Segment Start: GIVEN DATA

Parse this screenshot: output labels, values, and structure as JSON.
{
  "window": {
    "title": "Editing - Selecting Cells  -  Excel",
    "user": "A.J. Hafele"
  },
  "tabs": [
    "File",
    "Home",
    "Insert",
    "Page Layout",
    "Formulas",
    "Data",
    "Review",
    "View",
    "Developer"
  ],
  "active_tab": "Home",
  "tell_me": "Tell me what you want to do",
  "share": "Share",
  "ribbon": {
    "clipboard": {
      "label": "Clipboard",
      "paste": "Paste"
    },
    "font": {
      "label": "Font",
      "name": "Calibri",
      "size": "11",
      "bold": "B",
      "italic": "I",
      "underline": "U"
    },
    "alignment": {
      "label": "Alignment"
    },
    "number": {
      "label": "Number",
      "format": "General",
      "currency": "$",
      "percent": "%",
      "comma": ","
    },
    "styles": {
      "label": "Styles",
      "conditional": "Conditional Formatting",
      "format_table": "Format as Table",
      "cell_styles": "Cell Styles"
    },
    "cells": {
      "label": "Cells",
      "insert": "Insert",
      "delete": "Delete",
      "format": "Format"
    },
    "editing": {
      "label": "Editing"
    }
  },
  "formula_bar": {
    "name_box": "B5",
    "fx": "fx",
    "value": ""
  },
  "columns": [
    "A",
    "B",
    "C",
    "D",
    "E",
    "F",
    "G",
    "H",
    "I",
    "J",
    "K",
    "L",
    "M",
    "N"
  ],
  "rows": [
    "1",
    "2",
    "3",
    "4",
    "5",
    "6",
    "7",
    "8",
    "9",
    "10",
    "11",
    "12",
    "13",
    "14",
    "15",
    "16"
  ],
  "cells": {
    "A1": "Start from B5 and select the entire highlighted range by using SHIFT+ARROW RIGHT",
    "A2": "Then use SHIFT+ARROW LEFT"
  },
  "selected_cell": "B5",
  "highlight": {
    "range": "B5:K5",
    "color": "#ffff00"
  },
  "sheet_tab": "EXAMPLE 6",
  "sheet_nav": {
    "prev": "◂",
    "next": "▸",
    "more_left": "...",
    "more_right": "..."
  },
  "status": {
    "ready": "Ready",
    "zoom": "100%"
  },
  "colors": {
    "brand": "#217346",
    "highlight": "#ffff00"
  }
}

Segment End: GIVEN DATA

• YOUR GOAL
Copy out the data shown above in full. Match it exactly.

• EXERCISE OUTPUT
Parse this screenshot: output labels, values, and structure as JSON.
{
  "window": {
    "title": "Editing - Selecting Cells  -  Excel",
    "user": "A.J. Hafele"
  },
  "tabs": [
    "File",
    "Home",
    "Insert",
    "Page Layout",
    "Formulas",
    "Data",
    "Review",
    "View",
    "Developer"
  ],
  "active_tab": "Home",
  "tell_me": "Tell me what you want to do",
  "share": "Share",
  "ribbon": {
    "clipboard": {
      "label": "Clipboard",
      "paste": "Paste"
    },
    "font": {
      "label": "Font",
      "name": "Calibri",
      "size": "11",
      "bold": "B",
      "italic": "I",
      "underline": "U"
    },
    "alignment": {
      "label": "Alignment"
    },
    "number": {
      "label": "Number",
      "format": "General",
      "currency": "$",
      "percent": "%",
      "comma": ","
    },
    "styles": {
      "label": "Styles",
      "conditional": "Conditional Formatting",
      "format_table": "Format as Table",
      "cell_styles": "Cell Styles"
    },
    "cells": {
      "label": "Cells",
      "insert": "Insert",
      "delete": "Delete",
      "format": "Format"
    },
    "editing": {
      "label": "Editing"
    }
  },
  "formula_bar": {
    "name_box": "B5",
    "fx": "fx",
    "value": ""
  },
  "columns": [
    "A",
    "B",
    "C",
    "D",
    "E",
    "F",
    "G",
    "H",
    "I",
    "J",
    "K",
    "L",
    "M",
    "N"
  ],
  "rows": [
    "1",
    "2",
    "3",
    "4",
    "5",
    "6",
    "7",
    "8",
    "9",
    "10",
    "11",
    "12",
    "13",
    "14",
    "15",
    "16"
  ],
  "cells": {
    "A1": "Start from B5 and select the entire highlighted range by using SHIFT+ARROW RIGHT",
    "A2": "Then use SHIFT+ARROW LEFT"
  },
  "selected_cell": "B5",
  "highlight": {
    "range": "B5:K5",
    "color": "#ffff00"
  },
  "sheet_tab": "EXAMPLE 6",
  "sheet_nav": {
    "prev": "◂",
    "next": "▸",
    "more_left": "...",
    "more_right": "..."
  },
  "status": {
    "ready": "Ready",
    "zoom": "100%"
  },
  "colors": {
    "brand": "#217346",
    "highlight": "#ffff00"
  }
}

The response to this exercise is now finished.